**Task goal**
Output all lines exactly, with nothing added or dropped.

**Data for the task**
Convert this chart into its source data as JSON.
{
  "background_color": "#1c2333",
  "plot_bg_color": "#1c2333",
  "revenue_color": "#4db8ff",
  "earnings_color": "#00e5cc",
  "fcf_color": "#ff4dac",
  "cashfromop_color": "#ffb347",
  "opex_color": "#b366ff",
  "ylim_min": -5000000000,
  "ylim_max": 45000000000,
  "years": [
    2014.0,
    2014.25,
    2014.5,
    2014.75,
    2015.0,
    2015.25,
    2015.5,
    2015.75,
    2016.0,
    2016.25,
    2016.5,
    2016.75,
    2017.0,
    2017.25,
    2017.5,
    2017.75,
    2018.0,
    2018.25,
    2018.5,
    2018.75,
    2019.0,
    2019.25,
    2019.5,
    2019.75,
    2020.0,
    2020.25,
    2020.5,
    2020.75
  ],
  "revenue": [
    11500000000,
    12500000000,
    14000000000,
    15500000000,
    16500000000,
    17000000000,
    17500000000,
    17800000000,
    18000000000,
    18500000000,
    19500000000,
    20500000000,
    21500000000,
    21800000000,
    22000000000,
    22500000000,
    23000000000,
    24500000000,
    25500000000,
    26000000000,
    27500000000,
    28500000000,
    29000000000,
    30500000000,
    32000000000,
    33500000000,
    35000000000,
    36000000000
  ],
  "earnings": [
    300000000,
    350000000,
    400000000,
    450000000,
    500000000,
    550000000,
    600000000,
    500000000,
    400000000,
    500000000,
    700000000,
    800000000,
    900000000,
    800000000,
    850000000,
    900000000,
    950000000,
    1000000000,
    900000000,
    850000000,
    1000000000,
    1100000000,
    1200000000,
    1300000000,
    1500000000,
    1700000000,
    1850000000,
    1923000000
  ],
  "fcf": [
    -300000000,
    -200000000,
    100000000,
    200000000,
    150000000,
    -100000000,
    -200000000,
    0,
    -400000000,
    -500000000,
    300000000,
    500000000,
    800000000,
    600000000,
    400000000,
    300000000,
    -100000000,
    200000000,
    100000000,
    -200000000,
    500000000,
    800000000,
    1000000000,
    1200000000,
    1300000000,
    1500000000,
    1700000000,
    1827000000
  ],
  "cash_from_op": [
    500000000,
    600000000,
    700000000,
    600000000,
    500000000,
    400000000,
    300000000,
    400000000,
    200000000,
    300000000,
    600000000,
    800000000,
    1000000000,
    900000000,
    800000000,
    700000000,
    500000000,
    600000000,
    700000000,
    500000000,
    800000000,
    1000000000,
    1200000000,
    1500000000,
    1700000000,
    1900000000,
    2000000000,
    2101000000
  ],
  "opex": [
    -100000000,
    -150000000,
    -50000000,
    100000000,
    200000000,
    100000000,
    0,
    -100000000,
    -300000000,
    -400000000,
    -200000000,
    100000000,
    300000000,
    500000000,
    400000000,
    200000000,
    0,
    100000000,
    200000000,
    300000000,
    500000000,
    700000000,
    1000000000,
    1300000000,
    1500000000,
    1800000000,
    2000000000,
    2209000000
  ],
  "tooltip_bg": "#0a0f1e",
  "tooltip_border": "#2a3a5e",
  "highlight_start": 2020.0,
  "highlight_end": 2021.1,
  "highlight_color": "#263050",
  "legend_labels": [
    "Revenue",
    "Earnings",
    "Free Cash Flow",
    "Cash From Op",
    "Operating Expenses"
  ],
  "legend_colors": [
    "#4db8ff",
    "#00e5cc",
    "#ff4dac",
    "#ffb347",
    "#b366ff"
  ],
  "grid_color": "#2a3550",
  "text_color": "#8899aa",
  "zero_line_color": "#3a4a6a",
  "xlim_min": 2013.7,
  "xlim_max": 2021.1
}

**Solution to the exercise**
Convert this chart into its source data as JSON.
{
  "background_color": "#1c2333",
  "plot_bg_color": "#1c2333",
  "revenue_color": "#4db8ff",
  "earnings_color": "#00e5cc",
  "fcf_color": "#ff4dac",
  "cashfromop_color": "#ffb347",
  "opex_color": "#b366ff",
  "ylim_min": -5000000000,
  "ylim_max": 45000000000,
  "years": [
    2014.0,
    2014.25,
    2014.5,
    2014.75,
    2015.0,
    2015.25,
    2015.5,
    2015.75,
    2016.0,
    2016.25,
    2016.5,
    2016.75,
    2017.0,
    2017.25,
    2017.5,
    2017.75,
    2018.0,
    2018.25,
    2018.5,
    2018.75,
    2019.0,
    2019.25,
    2019.5,
    2019.75,
    2020.0,
    2020.25,
    2020.5,
    2020.75
  ],
  "revenue": [
    11500000000,
    12500000000,
    14000000000,
    15500000000,
    16500000000,
    17000000000,
    17500000000,
    17800000000,
    18000000000,
    18500000000,
    19500000000,
    20500000000,
    21500000000,
    21800000000,
    22000000000,
    22500000000,
    23000000000,
    24500000000,
    25500000000,
    26000000000,
    27500000000,
    28500000000,
    29000000000,
    30500000000,
    32000000000,
    33500000000,
    35000000000,
    36000000000
  ],
  "earnings": [
    300000000,
    350000000,
    400000000,
    450000000,
    500000000,
    550000000,
    600000000,
    500000000,
    400000000,
    500000000,
    700000000,
    800000000,
    900000000,
    800000000,
    850000000,
    900000000,
    950000000,
    1000000000,
    900000000,
    850000000,
    1000000000,
    1100000000,
    1200000000,
    1300000000,
    1500000000,
    1700000000,
    1850000000,
    1923000000
  ],
  "fcf": [
    -300000000,
    -200000000,
    100000000,
    200000000,
    150000000,
    -100000000,
    -200000000,
    0,
    -400000000,
    -500000000,
    300000000,
    500000000,
    800000000,
    600000000,
    400000000,
    300000000,
    -100000000,
    200000000,
    100000000,
    -200000000,
    500000000,
    800000000,
    1000000000,
    1200000000,
    1300000000,
    1500000000,
    1700000000,
    1827000000
  ],
  "cash_from_op": [
    500000000,
    600000000,
    700000000,
    600000000,
    500000000,
    400000000,
    300000000,
    400000000,
    200000000,
    300000000,
    600000000,
    800000000,
    1000000000,
    900000000,
    800000000,
    700000000,
    500000000,
    600000000,
    700000000,
    500000000,
    800000000,
    1000000000,
    1200000000,
    1500000000,
    1700000000,
    1900000000,
    2000000000,
    2101000000
  ],
  "opex": [
    -100000000,
    -150000000,
    -50000000,
    100000000,
    200000000,
    100000000,
    0,
    -100000000,
    -300000000,
    -400000000,
    -200000000,
    100000000,
    300000000,
    500000000,
    400000000,
    200000000,
    0,
    100000000,
    200000000,
    300000000,
    500000000,
    700000000,
    1000000000,
    1300000000,
    1500000000,
    1800000000,
    2000000000,
    2209000000
  ],
  "tooltip_bg": "#0a0f1e",
  "tooltip_border": "#2a3a5e",
  "highlight_start": 2020.0,
  "highlight_end": 2021.1,
  "highlight_color": "#263050",
  "legend_labels": [
    "Revenue",
    "Earnings",
    "Free Cash Flow",
    "Cash From Op",
    "Operating Expenses"
  ],
  "legend_colors": [
    "#4db8ff",
    "#00e5cc",
    "#ff4dac",
    "#ffb347",
    "#b366ff"
  ],
  "grid_color": "#2a3550",
  "text_color": "#8899aa",
  "zero_line_color": "#3a4a6a",
  "xlim_min": 2013.7,
  "xlim_max": 2021.1
}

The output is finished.